* begin DATA EXTRACT *

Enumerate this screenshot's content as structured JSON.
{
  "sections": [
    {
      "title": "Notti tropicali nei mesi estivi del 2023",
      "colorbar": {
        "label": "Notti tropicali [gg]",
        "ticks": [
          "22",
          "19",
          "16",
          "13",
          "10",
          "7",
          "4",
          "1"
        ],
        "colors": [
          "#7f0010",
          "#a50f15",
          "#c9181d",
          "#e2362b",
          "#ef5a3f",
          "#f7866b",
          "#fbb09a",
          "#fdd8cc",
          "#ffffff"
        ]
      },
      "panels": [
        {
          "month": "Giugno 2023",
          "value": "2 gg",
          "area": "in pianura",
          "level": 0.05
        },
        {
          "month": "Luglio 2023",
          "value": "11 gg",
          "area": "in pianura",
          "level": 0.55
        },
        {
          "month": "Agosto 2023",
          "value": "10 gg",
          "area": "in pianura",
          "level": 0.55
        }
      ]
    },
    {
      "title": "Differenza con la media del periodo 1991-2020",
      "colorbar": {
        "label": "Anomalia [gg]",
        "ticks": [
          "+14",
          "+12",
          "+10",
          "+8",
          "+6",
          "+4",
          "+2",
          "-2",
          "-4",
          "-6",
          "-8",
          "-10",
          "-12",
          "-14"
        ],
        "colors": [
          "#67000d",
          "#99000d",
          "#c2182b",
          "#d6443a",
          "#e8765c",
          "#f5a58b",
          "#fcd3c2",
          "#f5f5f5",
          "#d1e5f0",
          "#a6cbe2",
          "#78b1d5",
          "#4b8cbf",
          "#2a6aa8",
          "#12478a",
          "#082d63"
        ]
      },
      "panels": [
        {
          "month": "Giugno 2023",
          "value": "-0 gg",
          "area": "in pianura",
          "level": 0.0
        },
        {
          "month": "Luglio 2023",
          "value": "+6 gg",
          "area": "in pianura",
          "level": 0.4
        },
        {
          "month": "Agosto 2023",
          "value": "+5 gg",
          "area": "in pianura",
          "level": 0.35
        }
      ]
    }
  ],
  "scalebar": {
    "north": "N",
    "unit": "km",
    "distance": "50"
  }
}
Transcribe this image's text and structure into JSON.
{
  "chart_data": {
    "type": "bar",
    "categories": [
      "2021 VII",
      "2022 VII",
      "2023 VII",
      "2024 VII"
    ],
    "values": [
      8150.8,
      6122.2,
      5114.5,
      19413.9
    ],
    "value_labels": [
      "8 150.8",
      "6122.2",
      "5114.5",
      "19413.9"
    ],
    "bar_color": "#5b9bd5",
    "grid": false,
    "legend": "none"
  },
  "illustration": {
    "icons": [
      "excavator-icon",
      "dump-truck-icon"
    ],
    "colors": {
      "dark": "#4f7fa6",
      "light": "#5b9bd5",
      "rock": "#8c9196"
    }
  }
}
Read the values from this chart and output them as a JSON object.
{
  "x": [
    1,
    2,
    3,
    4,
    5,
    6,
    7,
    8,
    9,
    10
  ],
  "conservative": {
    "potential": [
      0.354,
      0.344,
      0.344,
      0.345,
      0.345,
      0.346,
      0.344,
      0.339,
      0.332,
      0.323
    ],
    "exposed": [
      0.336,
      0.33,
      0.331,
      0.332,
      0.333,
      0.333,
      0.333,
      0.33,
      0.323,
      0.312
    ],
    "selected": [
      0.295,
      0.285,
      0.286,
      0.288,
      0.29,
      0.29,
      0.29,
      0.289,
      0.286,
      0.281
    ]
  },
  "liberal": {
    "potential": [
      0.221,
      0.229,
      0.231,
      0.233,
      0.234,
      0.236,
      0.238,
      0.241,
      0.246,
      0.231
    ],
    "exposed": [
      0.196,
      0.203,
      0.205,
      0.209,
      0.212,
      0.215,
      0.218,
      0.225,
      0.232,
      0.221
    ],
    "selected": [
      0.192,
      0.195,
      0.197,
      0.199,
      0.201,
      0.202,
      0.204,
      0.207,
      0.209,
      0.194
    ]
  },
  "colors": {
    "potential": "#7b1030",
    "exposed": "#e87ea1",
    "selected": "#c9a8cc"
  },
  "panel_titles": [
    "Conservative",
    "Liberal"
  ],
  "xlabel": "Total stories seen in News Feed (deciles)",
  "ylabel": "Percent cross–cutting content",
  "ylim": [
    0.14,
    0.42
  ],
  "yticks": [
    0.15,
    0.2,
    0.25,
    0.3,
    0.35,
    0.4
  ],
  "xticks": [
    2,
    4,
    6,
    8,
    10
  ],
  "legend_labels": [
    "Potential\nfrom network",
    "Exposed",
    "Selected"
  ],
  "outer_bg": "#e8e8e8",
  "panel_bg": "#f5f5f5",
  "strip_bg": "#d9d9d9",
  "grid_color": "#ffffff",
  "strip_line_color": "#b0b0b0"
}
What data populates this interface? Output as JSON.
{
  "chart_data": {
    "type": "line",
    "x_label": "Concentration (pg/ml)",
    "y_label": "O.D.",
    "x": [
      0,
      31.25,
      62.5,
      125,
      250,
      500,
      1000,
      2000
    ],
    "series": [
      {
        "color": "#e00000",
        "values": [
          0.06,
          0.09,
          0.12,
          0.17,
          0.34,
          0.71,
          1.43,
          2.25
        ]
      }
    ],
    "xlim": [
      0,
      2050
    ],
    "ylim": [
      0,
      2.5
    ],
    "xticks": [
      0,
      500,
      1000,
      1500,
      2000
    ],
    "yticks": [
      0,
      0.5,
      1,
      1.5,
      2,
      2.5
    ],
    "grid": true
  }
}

* end DATA EXTRACT *

- **TASK BRIEF**: State the number of lines in the data that include the string "tropicali", and add nothing else.

- **SOLUTION**: 2